Without the pictures, output the records below word for word.

** start of DATA LISTING **

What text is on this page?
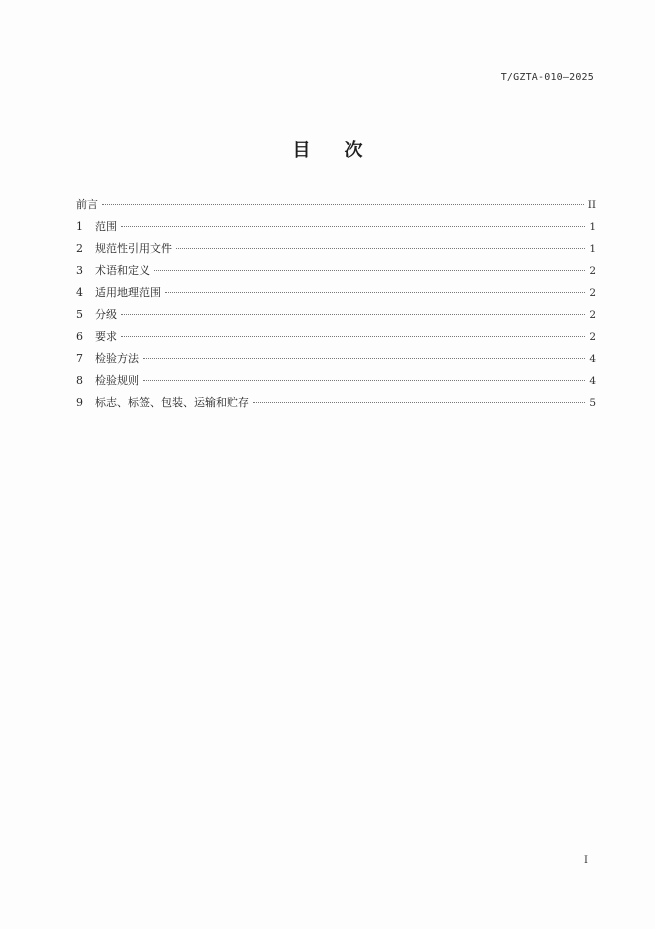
T/GZTA-010—2025
目 次
前言	II
1	范围	1
2	规范性引用文件	1
3	术语和定义	2
4	适用地理范围	2
5	分级	2
6	要求	2
7	检验方法	4
8	检验规则	4
9	标志、标签、包装、运输和贮存	5
I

** end of DATA LISTING **

**CORRECT OUTPUT**
What text is on this page?
T/GZTA-010—2025
目 次
前言	II
1	范围	1
2	规范性引用文件	1
3	术语和定义	2
4	适用地理范围	2
5	分级	2
6	要求	2
7	检验方法	4
8	检验规则	4
9	标志、标签、包装、运输和贮存	5
I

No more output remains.